**Request**
Of the lines below, how many hold the string "text"? Give only the number.

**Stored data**
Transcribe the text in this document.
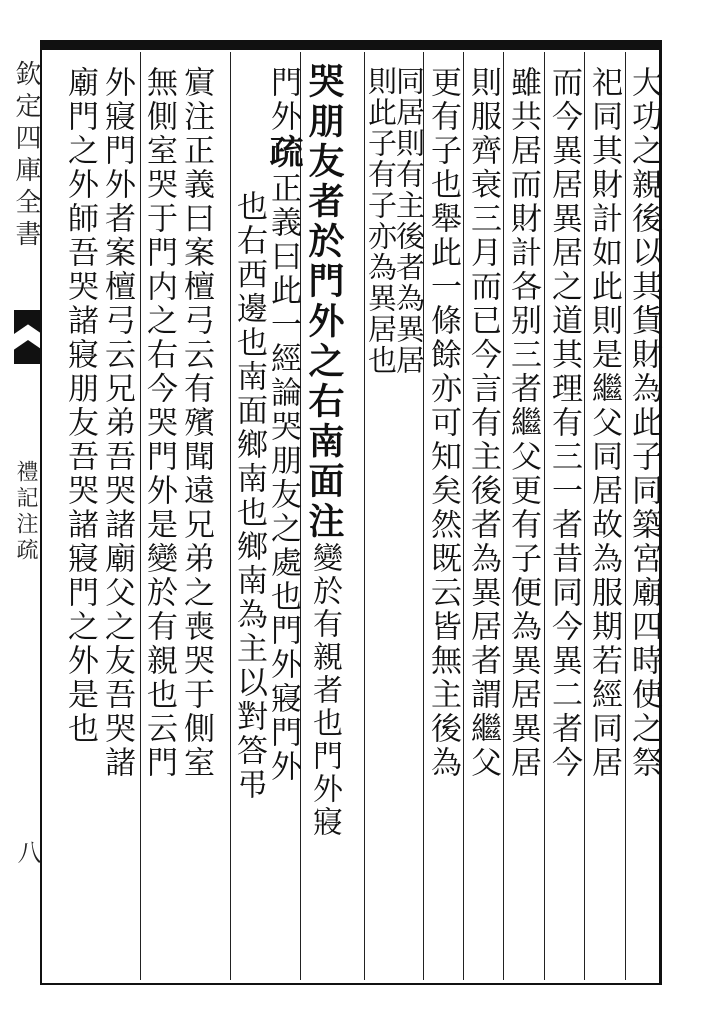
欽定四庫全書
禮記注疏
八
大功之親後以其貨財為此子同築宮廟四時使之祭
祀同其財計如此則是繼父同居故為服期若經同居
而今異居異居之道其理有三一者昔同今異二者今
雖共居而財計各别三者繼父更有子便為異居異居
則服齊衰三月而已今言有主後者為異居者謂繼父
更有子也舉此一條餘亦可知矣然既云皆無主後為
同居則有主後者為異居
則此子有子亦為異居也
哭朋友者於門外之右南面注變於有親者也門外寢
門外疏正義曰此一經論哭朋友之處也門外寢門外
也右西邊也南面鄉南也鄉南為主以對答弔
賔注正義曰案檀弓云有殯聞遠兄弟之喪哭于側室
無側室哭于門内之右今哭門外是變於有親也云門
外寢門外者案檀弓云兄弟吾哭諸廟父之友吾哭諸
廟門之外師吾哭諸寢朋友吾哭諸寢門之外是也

--

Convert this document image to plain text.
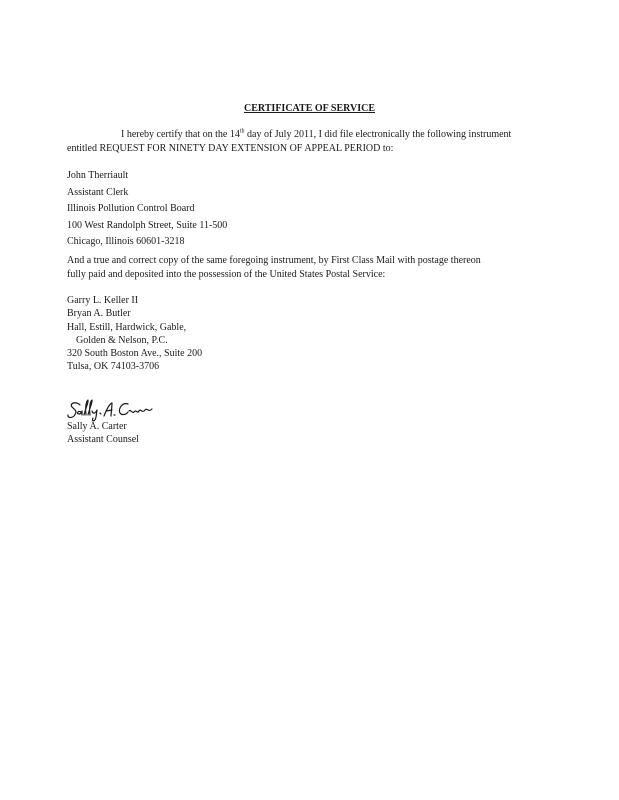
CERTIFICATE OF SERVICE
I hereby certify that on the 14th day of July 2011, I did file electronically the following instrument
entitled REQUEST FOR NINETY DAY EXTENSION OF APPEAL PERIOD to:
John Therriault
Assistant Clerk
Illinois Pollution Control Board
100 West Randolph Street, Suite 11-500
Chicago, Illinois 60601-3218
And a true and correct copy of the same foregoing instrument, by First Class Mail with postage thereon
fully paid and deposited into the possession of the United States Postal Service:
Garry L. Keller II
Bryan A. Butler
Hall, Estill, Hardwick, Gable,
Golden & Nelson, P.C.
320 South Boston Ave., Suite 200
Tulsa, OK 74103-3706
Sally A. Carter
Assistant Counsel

**Answer in full**
2